(Excerpts from a figure dataset)
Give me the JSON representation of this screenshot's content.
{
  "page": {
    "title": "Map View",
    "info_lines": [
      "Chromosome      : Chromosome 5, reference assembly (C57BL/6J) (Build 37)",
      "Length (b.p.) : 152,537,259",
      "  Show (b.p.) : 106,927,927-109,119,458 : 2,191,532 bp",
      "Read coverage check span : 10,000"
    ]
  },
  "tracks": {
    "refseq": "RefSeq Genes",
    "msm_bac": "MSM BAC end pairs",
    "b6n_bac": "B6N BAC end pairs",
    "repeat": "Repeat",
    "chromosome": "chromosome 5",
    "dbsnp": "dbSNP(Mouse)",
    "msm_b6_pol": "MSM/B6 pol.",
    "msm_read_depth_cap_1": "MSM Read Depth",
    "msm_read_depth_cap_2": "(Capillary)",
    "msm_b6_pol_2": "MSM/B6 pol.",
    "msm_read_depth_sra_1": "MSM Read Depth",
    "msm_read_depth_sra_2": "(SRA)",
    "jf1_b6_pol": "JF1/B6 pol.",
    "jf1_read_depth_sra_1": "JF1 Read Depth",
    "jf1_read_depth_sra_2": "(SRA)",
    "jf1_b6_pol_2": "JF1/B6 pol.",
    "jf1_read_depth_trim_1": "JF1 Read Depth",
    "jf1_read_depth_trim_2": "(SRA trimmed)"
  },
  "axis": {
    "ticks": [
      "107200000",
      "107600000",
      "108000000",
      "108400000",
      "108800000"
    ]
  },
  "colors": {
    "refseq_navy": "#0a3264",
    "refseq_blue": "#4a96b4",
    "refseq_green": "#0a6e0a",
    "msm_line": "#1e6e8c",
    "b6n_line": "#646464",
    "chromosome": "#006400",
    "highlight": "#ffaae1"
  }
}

**TASK GOAL:**
Every entry, from first to last, is to be reproduced exactly.

**TASK RESULT:**
Give me the JSON representation of this screenshot's content.
{
  "page": {
    "title": "Map View",
    "info_lines": [
      "Chromosome      : Chromosome 5, reference assembly (C57BL/6J) (Build 37)",
      "Length (b.p.) : 152,537,259",
      "  Show (b.p.) : 106,927,927-109,119,458 : 2,191,532 bp",
      "Read coverage check span : 10,000"
    ]
  },
  "tracks": {
    "refseq": "RefSeq Genes",
    "msm_bac": "MSM BAC end pairs",
    "b6n_bac": "B6N BAC end pairs",
    "repeat": "Repeat",
    "chromosome": "chromosome 5",
    "dbsnp": "dbSNP(Mouse)",
    "msm_b6_pol": "MSM/B6 pol.",
    "msm_read_depth_cap_1": "MSM Read Depth",
    "msm_read_depth_cap_2": "(Capillary)",
    "msm_b6_pol_2": "MSM/B6 pol.",
    "msm_read_depth_sra_1": "MSM Read Depth",
    "msm_read_depth_sra_2": "(SRA)",
    "jf1_b6_pol": "JF1/B6 pol.",
    "jf1_read_depth_sra_1": "JF1 Read Depth",
    "jf1_read_depth_sra_2": "(SRA)",
    "jf1_b6_pol_2": "JF1/B6 pol.",
    "jf1_read_depth_trim_1": "JF1 Read Depth",
    "jf1_read_depth_trim_2": "(SRA trimmed)"
  },
  "axis": {
    "ticks": [
      "107200000",
      "107600000",
      "108000000",
      "108400000",
      "108800000"
    ]
  },
  "colors": {
    "refseq_navy": "#0a3264",
    "refseq_blue": "#4a96b4",
    "refseq_green": "#0a6e0a",
    "msm_line": "#1e6e8c",
    "b6n_line": "#646464",
    "chromosome": "#006400",
    "highlight": "#ffaae1"
  }
}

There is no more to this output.